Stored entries

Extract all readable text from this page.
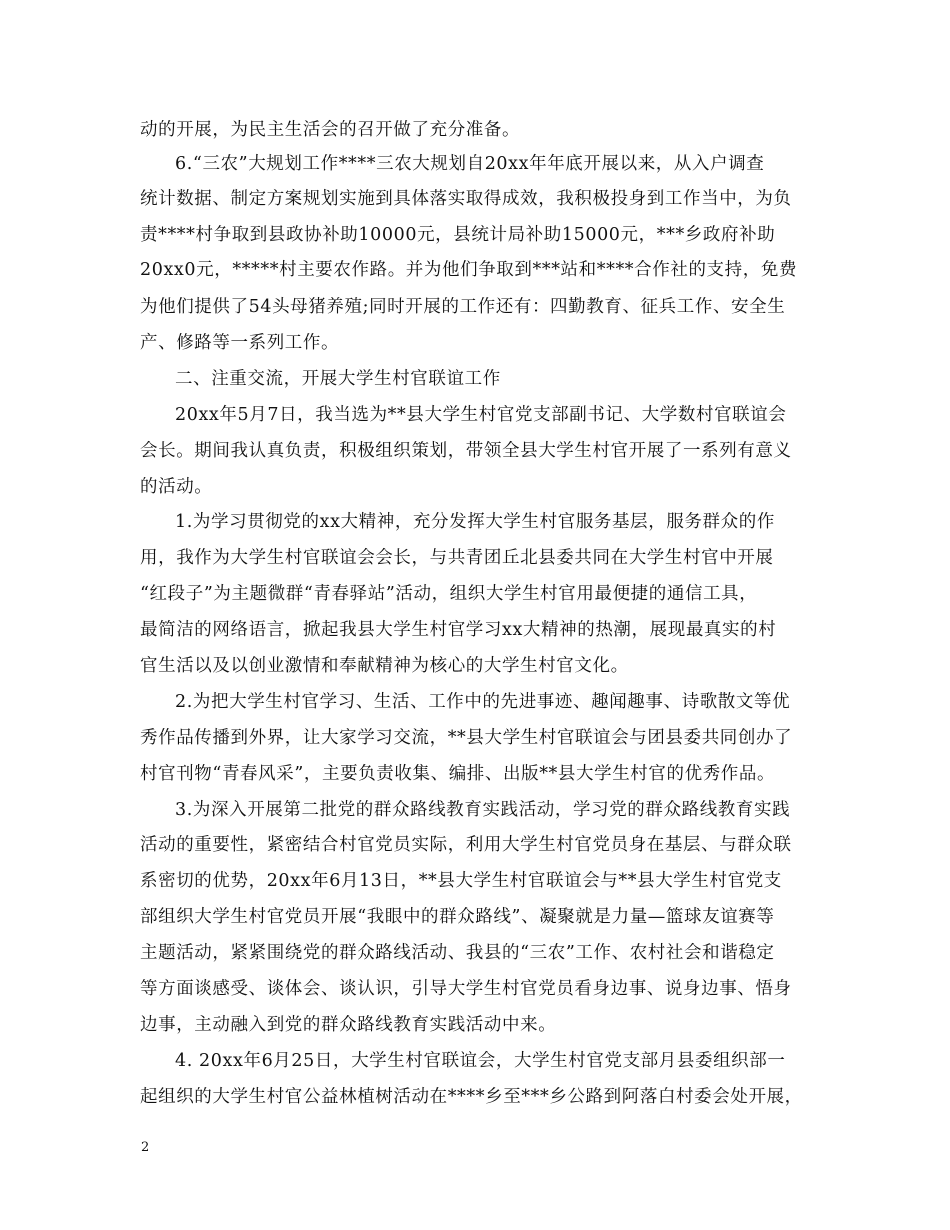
动的开展，为民主生活会的召开做了充分准备。
6.“三农”大规划工作****三农大规划自20xx年年底开展以来，从入户调查
统计数据、制定方案规划实施到具体落实取得成效，我积极投身到工作当中，为负
责****村争取到县政协补助10000元，县统计局补助15000元，***乡政府补助
20xx0元，*****村主要农作路。并为他们争取到***站和****合作社的支持，免费
为他们提供了54头母猪养殖;同时开展的工作还有：四勤教育、征兵工作、安全生
产、修路等一系列工作。
二、注重交流，开展大学生村官联谊工作
20xx年5月7日，我当选为**县大学生村官党支部副书记、大学数村官联谊会
会长。期间我认真负责，积极组织策划，带领全县大学生村官开展了一系列有意义
的活动。
1.为学习贯彻党的xx大精神，充分发挥大学生村官服务基层，服务群众的作
用，我作为大学生村官联谊会会长，与共青团丘北县委共同在大学生村官中开展
“红段子”为主题微群“青春驿站”活动，组织大学生村官用最便捷的通信工具，
最简洁的网络语言，掀起我县大学生村官学习xx大精神的热潮，展现最真实的村
官生活以及以创业激情和奉献精神为核心的大学生村官文化。
2.为把大学生村官学习、生活、工作中的先进事迹、趣闻趣事、诗歌散文等优
秀作品传播到外界，让大家学习交流，**县大学生村官联谊会与团县委共同创办了
村官刊物“青春风采”，主要负责收集、编排、出版**县大学生村官的优秀作品。
3.为深入开展第二批党的群众路线教育实践活动，学习党的群众路线教育实践
活动的重要性，紧密结合村官党员实际，利用大学生村官党员身在基层、与群众联
系密切的优势，20xx年6月13日，**县大学生村官联谊会与**县大学生村官党支
部组织大学生村官党员开展“我眼中的群众路线”、凝聚就是力量—篮球友谊赛等
主题活动，紧紧围绕党的群众路线活动、我县的“三农”工作、农村社会和谐稳定
等方面谈感受、谈体会、谈认识，引导大学生村官党员看身边事、说身边事、悟身
边事，主动融入到党的群众路线教育实践活动中来。
4. 20xx年6月25日，大学生村官联谊会，大学生村官党支部月县委组织部一
起组织的大学生村官公益林植树活动在****乡至***乡公路到阿落白村委会处开展，
2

→ THE EXERCISE: Repeat the entries exactly. Pictures are excluded from the copy.

→ EXERCISE RESULT:
Extract all readable text from this page.
动的开展，为民主生活会的召开做了充分准备。
6.“三农”大规划工作****三农大规划自20xx年年底开展以来，从入户调查
统计数据、制定方案规划实施到具体落实取得成效，我积极投身到工作当中，为负
责****村争取到县政协补助10000元，县统计局补助15000元，***乡政府补助
20xx0元，*****村主要农作路。并为他们争取到***站和****合作社的支持，免费
为他们提供了54头母猪养殖;同时开展的工作还有：四勤教育、征兵工作、安全生
产、修路等一系列工作。
二、注重交流，开展大学生村官联谊工作
20xx年5月7日，我当选为**县大学生村官党支部副书记、大学数村官联谊会
会长。期间我认真负责，积极组织策划，带领全县大学生村官开展了一系列有意义
的活动。
1.为学习贯彻党的xx大精神，充分发挥大学生村官服务基层，服务群众的作
用，我作为大学生村官联谊会会长，与共青团丘北县委共同在大学生村官中开展
“红段子”为主题微群“青春驿站”活动，组织大学生村官用最便捷的通信工具，
最简洁的网络语言，掀起我县大学生村官学习xx大精神的热潮，展现最真实的村
官生活以及以创业激情和奉献精神为核心的大学生村官文化。
2.为把大学生村官学习、生活、工作中的先进事迹、趣闻趣事、诗歌散文等优
秀作品传播到外界，让大家学习交流，**县大学生村官联谊会与团县委共同创办了
村官刊物“青春风采”，主要负责收集、编排、出版**县大学生村官的优秀作品。
3.为深入开展第二批党的群众路线教育实践活动，学习党的群众路线教育实践
活动的重要性，紧密结合村官党员实际，利用大学生村官党员身在基层、与群众联
系密切的优势，20xx年6月13日，**县大学生村官联谊会与**县大学生村官党支
部组织大学生村官党员开展“我眼中的群众路线”、凝聚就是力量—篮球友谊赛等
主题活动，紧紧围绕党的群众路线活动、我县的“三农”工作、农村社会和谐稳定
等方面谈感受、谈体会、谈认识，引导大学生村官党员看身边事、说身边事、悟身
边事，主动融入到党的群众路线教育实践活动中来。
4. 20xx年6月25日，大学生村官联谊会，大学生村官党支部月县委组织部一
起组织的大学生村官公益林植树活动在****乡至***乡公路到阿落白村委会处开展，
2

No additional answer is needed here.